● **Required task**:
Can you retype every record below exactly as written?

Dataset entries
[start]
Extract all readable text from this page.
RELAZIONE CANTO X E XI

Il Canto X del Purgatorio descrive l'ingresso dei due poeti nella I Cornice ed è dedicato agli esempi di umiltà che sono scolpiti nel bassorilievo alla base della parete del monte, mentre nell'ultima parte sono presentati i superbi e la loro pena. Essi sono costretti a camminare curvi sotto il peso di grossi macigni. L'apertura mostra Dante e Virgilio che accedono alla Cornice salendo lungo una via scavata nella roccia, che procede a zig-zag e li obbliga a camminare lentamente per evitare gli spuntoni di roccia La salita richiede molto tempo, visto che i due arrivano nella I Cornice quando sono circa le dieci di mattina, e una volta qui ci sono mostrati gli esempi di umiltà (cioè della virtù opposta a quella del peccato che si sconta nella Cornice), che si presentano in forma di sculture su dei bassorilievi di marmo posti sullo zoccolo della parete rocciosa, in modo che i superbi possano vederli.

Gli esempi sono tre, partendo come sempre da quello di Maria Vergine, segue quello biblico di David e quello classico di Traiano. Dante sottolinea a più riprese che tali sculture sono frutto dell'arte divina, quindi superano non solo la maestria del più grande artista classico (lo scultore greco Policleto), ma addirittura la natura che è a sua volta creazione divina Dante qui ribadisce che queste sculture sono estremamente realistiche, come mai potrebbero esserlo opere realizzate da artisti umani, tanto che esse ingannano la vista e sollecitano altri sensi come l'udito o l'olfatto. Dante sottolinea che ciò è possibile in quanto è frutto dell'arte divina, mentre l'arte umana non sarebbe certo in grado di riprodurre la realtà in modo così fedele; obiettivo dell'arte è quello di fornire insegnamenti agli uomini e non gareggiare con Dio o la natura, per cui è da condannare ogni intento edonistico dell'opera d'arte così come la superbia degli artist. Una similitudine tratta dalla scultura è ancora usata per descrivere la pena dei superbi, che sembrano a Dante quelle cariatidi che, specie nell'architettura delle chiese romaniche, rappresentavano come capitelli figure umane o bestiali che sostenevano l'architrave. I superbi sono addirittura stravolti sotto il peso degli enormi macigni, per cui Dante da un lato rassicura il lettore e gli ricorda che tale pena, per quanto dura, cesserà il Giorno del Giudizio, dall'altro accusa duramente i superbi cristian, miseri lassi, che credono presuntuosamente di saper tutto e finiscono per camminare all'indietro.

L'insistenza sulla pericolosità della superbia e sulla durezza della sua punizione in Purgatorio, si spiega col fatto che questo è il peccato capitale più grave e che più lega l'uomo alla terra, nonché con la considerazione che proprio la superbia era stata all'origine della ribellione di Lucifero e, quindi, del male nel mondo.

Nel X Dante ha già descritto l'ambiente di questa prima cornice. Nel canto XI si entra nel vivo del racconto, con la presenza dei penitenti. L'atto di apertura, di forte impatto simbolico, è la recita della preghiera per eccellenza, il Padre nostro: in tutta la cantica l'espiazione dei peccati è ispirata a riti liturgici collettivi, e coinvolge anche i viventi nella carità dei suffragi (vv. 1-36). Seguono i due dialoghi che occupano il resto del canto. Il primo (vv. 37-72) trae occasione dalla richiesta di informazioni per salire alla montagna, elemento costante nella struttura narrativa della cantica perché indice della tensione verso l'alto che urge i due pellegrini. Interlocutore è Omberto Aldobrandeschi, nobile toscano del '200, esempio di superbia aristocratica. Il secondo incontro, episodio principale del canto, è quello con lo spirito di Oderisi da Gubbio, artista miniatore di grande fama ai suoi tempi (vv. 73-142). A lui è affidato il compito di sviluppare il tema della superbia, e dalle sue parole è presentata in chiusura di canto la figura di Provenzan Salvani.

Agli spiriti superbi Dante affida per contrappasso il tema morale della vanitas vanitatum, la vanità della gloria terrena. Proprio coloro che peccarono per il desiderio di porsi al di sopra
[end]
● **Answer to the problem**:
Extract all readable text from this page.
RELAZIONE CANTO X E XI

Il Canto X del Purgatorio descrive l'ingresso dei due poeti nella I Cornice ed è dedicato agli esempi di umiltà che sono scolpiti nel bassorilievo alla base della parete del monte, mentre nell'ultima parte sono presentati i superbi e la loro pena. Essi sono costretti a camminare curvi sotto il peso di grossi macigni. L'apertura mostra Dante e Virgilio che accedono alla Cornice salendo lungo una via scavata nella roccia, che procede a zig-zag e li obbliga a camminare lentamente per evitare gli spuntoni di roccia La salita richiede molto tempo, visto che i due arrivano nella I Cornice quando sono circa le dieci di mattina, e una volta qui ci sono mostrati gli esempi di umiltà (cioè della virtù opposta a quella del peccato che si sconta nella Cornice), che si presentano in forma di sculture su dei bassorilievi di marmo posti sullo zoccolo della parete rocciosa, in modo che i superbi possano vederli.

Gli esempi sono tre, partendo come sempre da quello di Maria Vergine, segue quello biblico di David e quello classico di Traiano. Dante sottolinea a più riprese che tali sculture sono frutto dell'arte divina, quindi superano non solo la maestria del più grande artista classico (lo scultore greco Policleto), ma addirittura la natura che è a sua volta creazione divina Dante qui ribadisce che queste sculture sono estremamente realistiche, come mai potrebbero esserlo opere realizzate da artisti umani, tanto che esse ingannano la vista e sollecitano altri sensi come l'udito o l'olfatto. Dante sottolinea che ciò è possibile in quanto è frutto dell'arte divina, mentre l'arte umana non sarebbe certo in grado di riprodurre la realtà in modo così fedele; obiettivo dell'arte è quello di fornire insegnamenti agli uomini e non gareggiare con Dio o la natura, per cui è da condannare ogni intento edonistico dell'opera d'arte così come la superbia degli artist. Una similitudine tratta dalla scultura è ancora usata per descrivere la pena dei superbi, che sembrano a Dante quelle cariatidi che, specie nell'architettura delle chiese romaniche, rappresentavano come capitelli figure umane o bestiali che sostenevano l'architrave. I superbi sono addirittura stravolti sotto il peso degli enormi macigni, per cui Dante da un lato rassicura il lettore e gli ricorda che tale pena, per quanto dura, cesserà il Giorno del Giudizio, dall'altro accusa duramente i superbi cristian, miseri lassi, che credono presuntuosamente di saper tutto e finiscono per camminare all'indietro.

L'insistenza sulla pericolosità della superbia e sulla durezza della sua punizione in Purgatorio, si spiega col fatto che questo è il peccato capitale più grave e che più lega l'uomo alla terra, nonché con la considerazione che proprio la superbia era stata all'origine della ribellione di Lucifero e, quindi, del male nel mondo.

Nel X Dante ha già descritto l'ambiente di questa prima cornice. Nel canto XI si entra nel vivo del racconto, con la presenza dei penitenti. L'atto di apertura, di forte impatto simbolico, è la recita della preghiera per eccellenza, il Padre nostro: in tutta la cantica l'espiazione dei peccati è ispirata a riti liturgici collettivi, e coinvolge anche i viventi nella carità dei suffragi (vv. 1-36). Seguono i due dialoghi che occupano il resto del canto. Il primo (vv. 37-72) trae occasione dalla richiesta di informazioni per salire alla montagna, elemento costante nella struttura narrativa della cantica perché indice della tensione verso l'alto che urge i due pellegrini. Interlocutore è Omberto Aldobrandeschi, nobile toscano del '200, esempio di superbia aristocratica. Il secondo incontro, episodio principale del canto, è quello con lo spirito di Oderisi da Gubbio, artista miniatore di grande fama ai suoi tempi (vv. 73-142). A lui è affidato il compito di sviluppare il tema della superbia, e dalle sue parole è presentata in chiusura di canto la figura di Provenzan Salvani.

Agli spiriti superbi Dante affida per contrappasso il tema morale della vanitas vanitatum, la vanità della gloria terrena. Proprio coloro che peccarono per il desiderio di porsi al di sopra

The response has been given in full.